What you are asked to do =
Output all of the lines below as a numbered list, omitting any blank lines and leaving the pictures out.

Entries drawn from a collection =
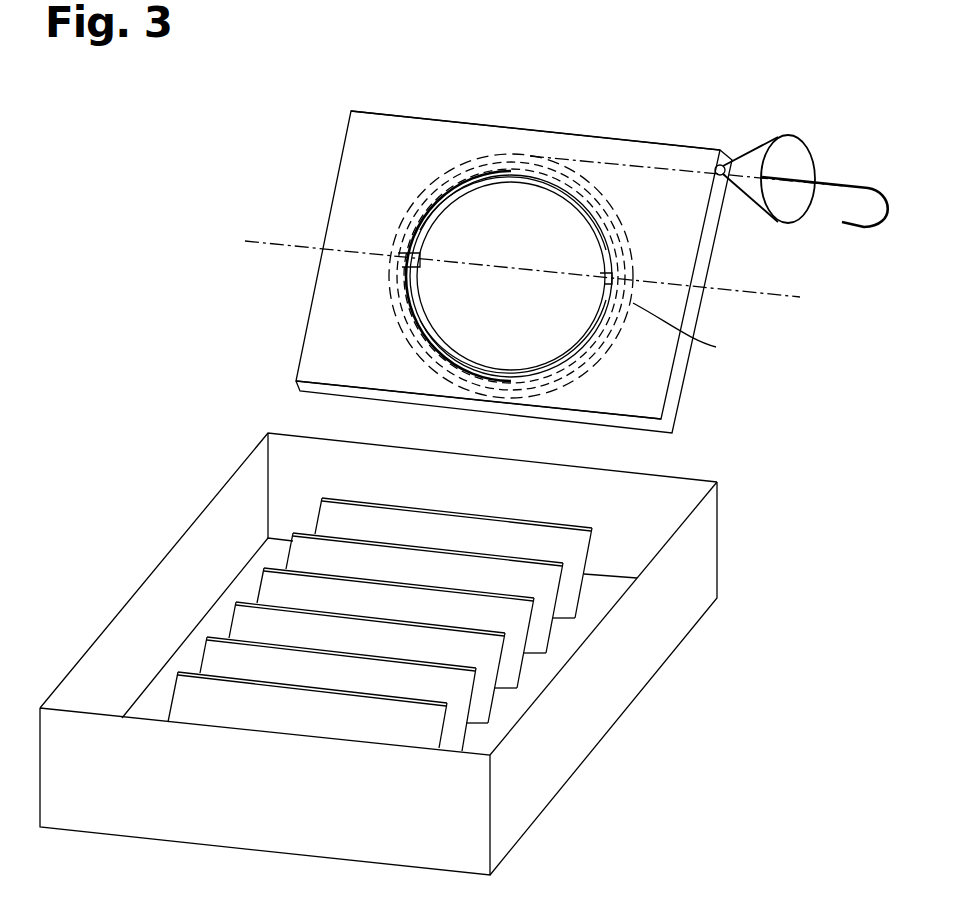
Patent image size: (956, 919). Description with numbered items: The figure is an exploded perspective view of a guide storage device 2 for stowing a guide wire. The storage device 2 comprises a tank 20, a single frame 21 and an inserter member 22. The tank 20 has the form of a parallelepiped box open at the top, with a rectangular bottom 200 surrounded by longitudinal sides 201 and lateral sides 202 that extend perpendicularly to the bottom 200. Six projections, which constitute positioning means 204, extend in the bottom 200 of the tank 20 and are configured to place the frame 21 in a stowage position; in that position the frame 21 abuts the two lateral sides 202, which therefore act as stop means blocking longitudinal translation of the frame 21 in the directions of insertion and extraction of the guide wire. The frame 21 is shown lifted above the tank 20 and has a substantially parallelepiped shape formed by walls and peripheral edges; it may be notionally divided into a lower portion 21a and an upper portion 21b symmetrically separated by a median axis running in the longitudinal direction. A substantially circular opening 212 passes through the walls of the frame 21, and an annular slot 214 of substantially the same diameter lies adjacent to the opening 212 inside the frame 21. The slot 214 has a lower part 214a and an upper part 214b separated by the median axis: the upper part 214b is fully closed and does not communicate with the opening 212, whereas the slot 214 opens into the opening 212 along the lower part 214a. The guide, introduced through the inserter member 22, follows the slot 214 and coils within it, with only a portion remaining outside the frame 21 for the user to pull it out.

The guide storage device 2 is at (815, 147).
The tank 20 is at (381, 666).
The frame 21 is at (526, 276).
The lower portion 21a is at (343, 362).
The upper portion 21b is at (440, 139).
The inserter member 22 is at (827, 133).
The bottom 200 is at (567, 637).
The longitudinal sides 201 is at (247, 813).
The lateral sides 202 is at (163, 608).
The positioning means (projections) 204 is at (395, 693).
The opening 212 is at (440, 306).
The slot 214 is at (410, 223).
The lower part 214a is at (554, 384).
The upper part 214b is at (542, 157).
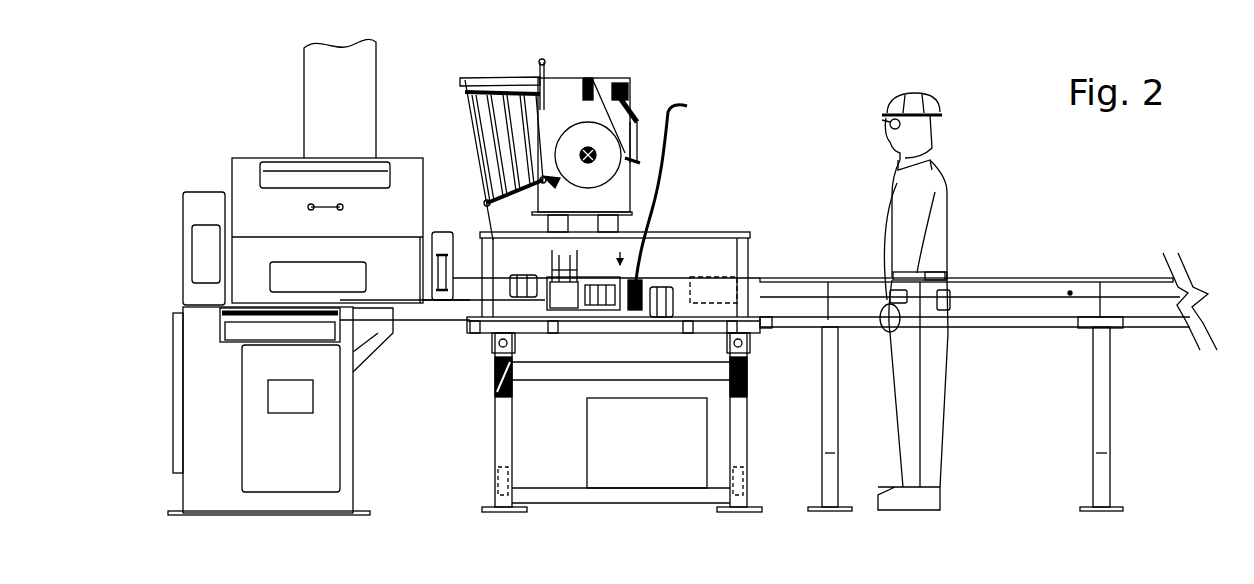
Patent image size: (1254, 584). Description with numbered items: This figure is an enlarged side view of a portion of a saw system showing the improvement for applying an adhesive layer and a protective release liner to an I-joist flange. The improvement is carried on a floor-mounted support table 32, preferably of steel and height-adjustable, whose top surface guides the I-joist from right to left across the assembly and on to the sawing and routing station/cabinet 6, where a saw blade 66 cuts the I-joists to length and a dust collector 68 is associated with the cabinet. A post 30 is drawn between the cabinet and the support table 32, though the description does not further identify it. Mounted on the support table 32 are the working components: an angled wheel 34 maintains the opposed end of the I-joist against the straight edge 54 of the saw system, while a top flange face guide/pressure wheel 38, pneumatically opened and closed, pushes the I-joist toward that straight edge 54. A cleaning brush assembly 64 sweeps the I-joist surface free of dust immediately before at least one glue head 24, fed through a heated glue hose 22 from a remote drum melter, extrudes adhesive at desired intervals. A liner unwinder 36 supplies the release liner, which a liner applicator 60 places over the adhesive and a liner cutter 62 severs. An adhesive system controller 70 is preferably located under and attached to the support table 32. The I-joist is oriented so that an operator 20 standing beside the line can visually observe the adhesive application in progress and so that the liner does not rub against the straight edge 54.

The sawing and routing station/cabinet 6 is at (243, 170).
The operator 20 is at (930, 443).
The glue hose 22 is at (687, 122).
The glue head 24 is at (649, 268).
The guide post 30 is at (445, 295).
The support table 32 is at (495, 385).
The angled wheel 34 is at (510, 270).
The liner unwinder 36 is at (593, 75).
The top flange face guide/pressure wheel 38 is at (667, 282).
The straight edge 54 is at (1035, 283).
The liner applicator 60 is at (603, 307).
The liner cutter 62 is at (575, 303).
The cleaning brush assembly 64 is at (722, 276).
The saw blade 66 is at (202, 207).
The dust collector 68 is at (315, 93).
The adhesive system controller 70 is at (688, 433).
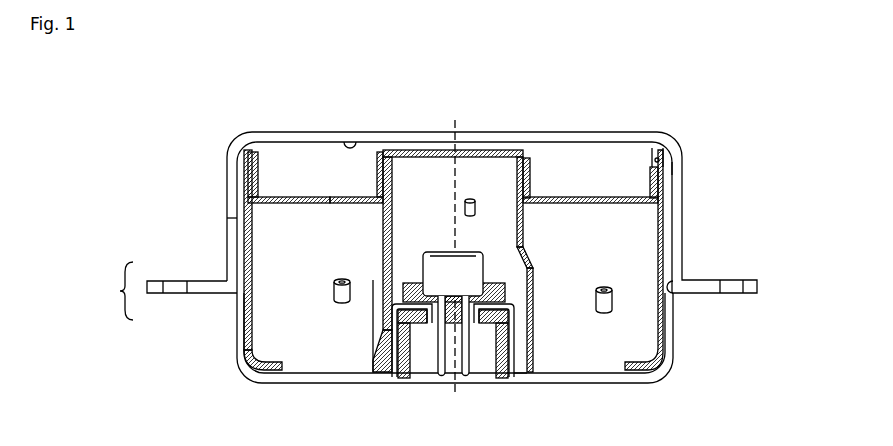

Exercise answer =
1. Patent image size: (956, 919). Description with numbered items: The figure is an exploded perspective view of a guide storage device 2 for stowing a guide wire. The storage device 2 comprises a tank 20, a single frame 21 and an inserter member 22. The tank 20 has the form of a parallelepiped box open at the top, with a rectangular bottom 200 surrounded by longitudinal sides 201 and lateral sides 202 that extend perpendicularly to the bottom 200. Six projections, which constitute positioning means 204, extend in the bottom 200 of the tank 20 and are configured to place the frame 21 in a stowage position; in that position the frame 21 abuts the two lateral sides 202, which therefore act as stop means blocking longitudinal translation of the frame 21 in the directions of insertion and extraction of the guide wire. The frame 21 is shown lifted above the tank 20 and has a substantially parallelepiped shape formed by walls and peripheral edges; it may be notionally divided into a lower portion 21a and an upper portion 21b symmetrically separated by a median axis running in the longitudinal direction. A substantially circular opening 212 passes through the walls of the frame 21, and an annular slot 214 of substantially the same diameter lies adjacent to the opening 212 inside the frame 21. The slot 214 has a lower part 214a and an upper part 214b separated by the median axis: the upper part 214b is fully closed and does not communicate with the opening 212, whereas the slot 214 opens into the opening 212 along the lower part 214a. The guide, introduced through the inserter member 22, follows the slot 214 and coils within it, with only a portion remaining outside the frame 21 for the user to pull it out.
2. The guide storage device 2 is at (815, 147).
3. The tank 20 is at (381, 666).
4. The frame 21 is at (526, 276).
5. The lower portion 21a is at (343, 362).
6. The upper portion 21b is at (440, 139).
7. The inserter member 22 is at (827, 133).
8. The bottom 200 is at (567, 637).
9. The longitudinal sides 201 is at (247, 813).
10. The lateral sides 202 is at (163, 608).
11. The positioning means (projections) 204 is at (395, 693).
12. The opening 212 is at (440, 306).
13. The slot 214 is at (410, 223).
14. The lower part 214a is at (554, 384).
15. The upper part 214b is at (542, 157).
16. Patent image size: (1254, 584). Description with numbered items: This figure is an enlarged side view of a portion of a saw system showing the improvement for applying an adhesive layer and a protective release liner to an I-joist flange. The improvement is carried on a floor-mounted support table 32, preferably of steel and height-adjustable, whose top surface guides the I-joist from right to left across the assembly and on to the sawing and routing station/cabinet 6, where a saw blade 66 cuts the I-joists to length and a dust collector 68 is associated with the cabinet. A post 30 is drawn between the cabinet and the support table 32, though the description does not further identify it. Mounted on the support table 32 are the working components: an angled wheel 34 maintains the opposed end of the I-joist against the straight edge 54 of the saw system, while a top flange face guide/pressure wheel 38, pneumatically opened and closed, pushes the I-joist toward that straight edge 54. A cleaning brush assembly 64 sweeps the I-joist surface free of dust immediately before at least one glue head 24, fed through a heated glue hose 22 from a remote drum melter, extrudes adhesive at desired intervals. A liner unwinder 36 supplies the release liner, which a liner applicator 60 places over the adhesive and a liner cutter 62 severs. An adhesive system controller 70 is preferably located under and attached to the support table 32. The I-joist is oriented so that an operator 20 standing beside the line can visually observe the adhesive application in progress and so that the liner does not rub against the straight edge 54.
17. The sawing and routing station/cabinet 6 is at (243, 170).
18. The operator 20 is at (930, 443).
19. The glue hose 22 is at (687, 122).
20. The glue head 24 is at (649, 268).
21. The guide post 30 is at (445, 295).
22. The support table 32 is at (495, 385).
23. The angled wheel 34 is at (510, 270).
24. The liner unwinder 36 is at (593, 75).
25. The top flange face guide/pressure wheel 38 is at (667, 282).
26. The straight edge 54 is at (1035, 283).
27. The liner applicator 60 is at (603, 307).
28. The liner cutter 62 is at (575, 303).
29. The cleaning brush assembly 64 is at (722, 276).
30. The saw blade 66 is at (202, 207).
31. The dust collector 68 is at (315, 93).
32. The adhesive system controller 70 is at (688, 433).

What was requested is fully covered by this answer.